Element and coordinate records:
----

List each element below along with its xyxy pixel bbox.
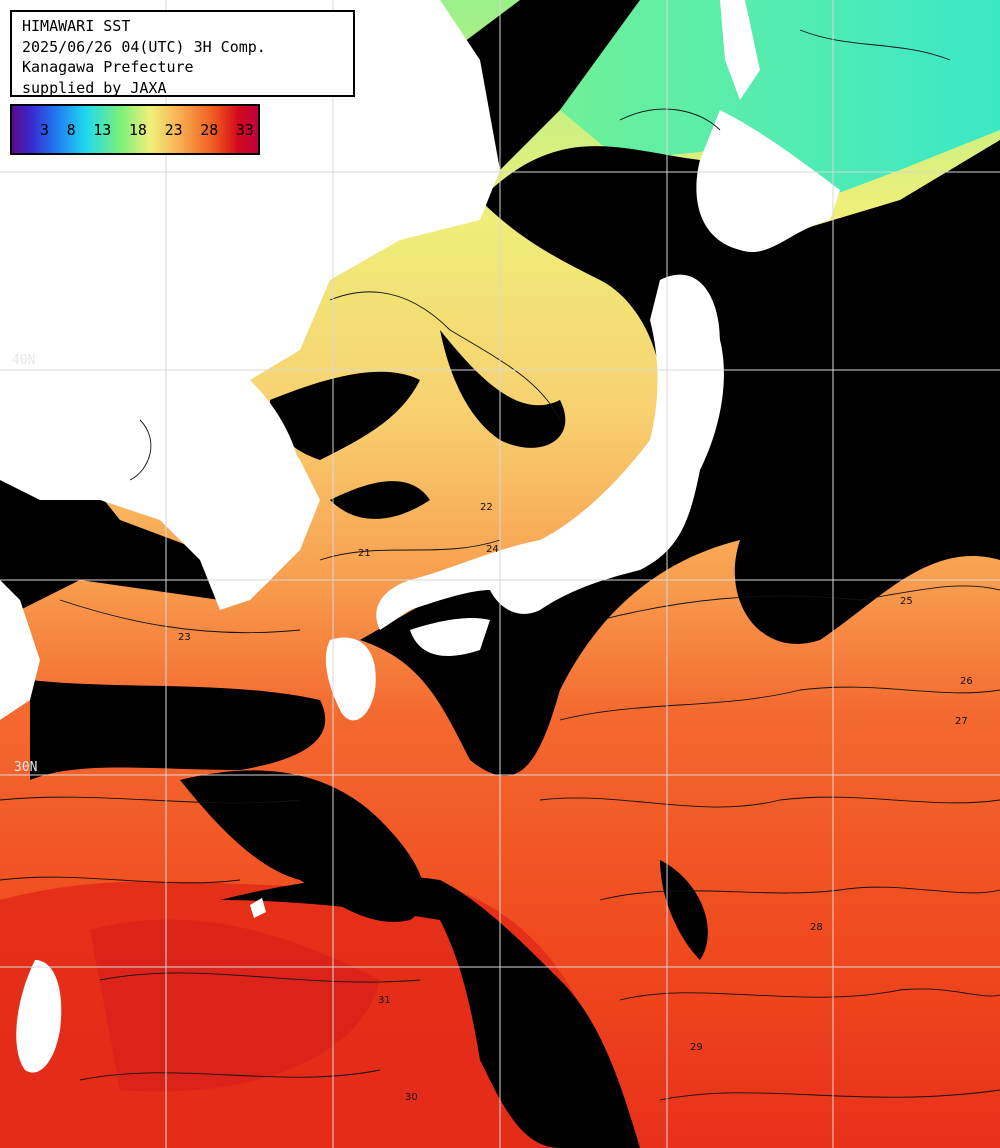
legend-tick: 33 [235,120,254,139]
contour-labels: 22 21 24 23 25 26 27 28 29 30 31 [178,502,973,1103]
legend-tick: 8 [66,120,76,139]
legend-tick: 13 [93,120,112,139]
observation-time: 2025/06/26 04(UTC) 3H Comp. [22,37,266,56]
latitude-label-30n: 30N [14,760,38,775]
data-credit: supplied by JAXA [22,78,167,97]
east-china-sea-warm [90,919,380,1092]
contour-label: 26 [960,676,973,687]
okhotsk-cold-water [560,0,1000,200]
legend-tick: 3 [40,120,50,139]
contour-label: 24 [486,544,499,555]
contour-label: 21 [358,548,371,559]
legend-tick: 23 [164,120,183,139]
legend-tick: 18 [128,120,147,139]
contour-label: 22 [480,502,493,513]
contour-label: 25 [900,596,913,607]
temperature-color-legend: 3 8 13 18 23 28 33 [10,104,260,155]
product-title: HIMAWARI SST [22,17,131,35]
legend-tick: 28 [200,120,219,139]
contour-label: 30 [405,1092,418,1103]
latitude-label-40n: 40N [12,353,36,368]
map-info-box: HIMAWARI SST 2025/06/26 04(UTC) 3H Comp.… [10,10,355,97]
region-name: Kanagawa Prefecture [22,58,194,76]
contour-label: 29 [690,1042,703,1053]
contour-label: 28 [810,922,823,933]
contour-label: 27 [955,716,968,727]
contour-label: 23 [178,632,191,643]
contour-label: 31 [378,995,391,1006]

----

### Stated goal
Switch every "legend-tick" in the lines above to "scale-tick" and write the lines out again with nothing else changed. Omit the picture from your answer.

### Exercise result
List each element below along with its xyxy pixel bbox.
scale-tick: 33 [235,120,254,139]
contour-labels: 22 21 24 23 25 26 27 28 29 30 31 [178,502,973,1103]
scale-tick: 8 [66,120,76,139]
scale-tick: 13 [93,120,112,139]
observation-time: 2025/06/26 04(UTC) 3H Comp. [22,37,266,56]
latitude-label-30n: 30N [14,760,38,775]
data-credit: supplied by JAXA [22,78,167,97]
east-china-sea-warm [90,919,380,1092]
contour-label: 26 [960,676,973,687]
okhotsk-cold-water [560,0,1000,200]
scale-tick: 3 [40,120,50,139]
contour-label: 24 [486,544,499,555]
contour-label: 21 [358,548,371,559]
scale-tick: 23 [164,120,183,139]
scale-tick: 18 [128,120,147,139]
contour-label: 22 [480,502,493,513]
contour-label: 25 [900,596,913,607]
temperature-color-legend: 3 8 13 18 23 28 33 [10,104,260,155]
product-title: HIMAWARI SST [22,17,131,35]
scale-tick: 28 [200,120,219,139]
contour-label: 30 [405,1092,418,1103]
latitude-label-40n: 40N [12,353,36,368]
map-info-box: HIMAWARI SST 2025/06/26 04(UTC) 3H Comp.… [10,10,355,97]
region-name: Kanagawa Prefecture [22,58,194,76]
contour-label: 29 [690,1042,703,1053]
contour-label: 28 [810,922,823,933]
contour-label: 27 [955,716,968,727]
contour-label: 23 [178,632,191,643]
contour-label: 31 [378,995,391,1006]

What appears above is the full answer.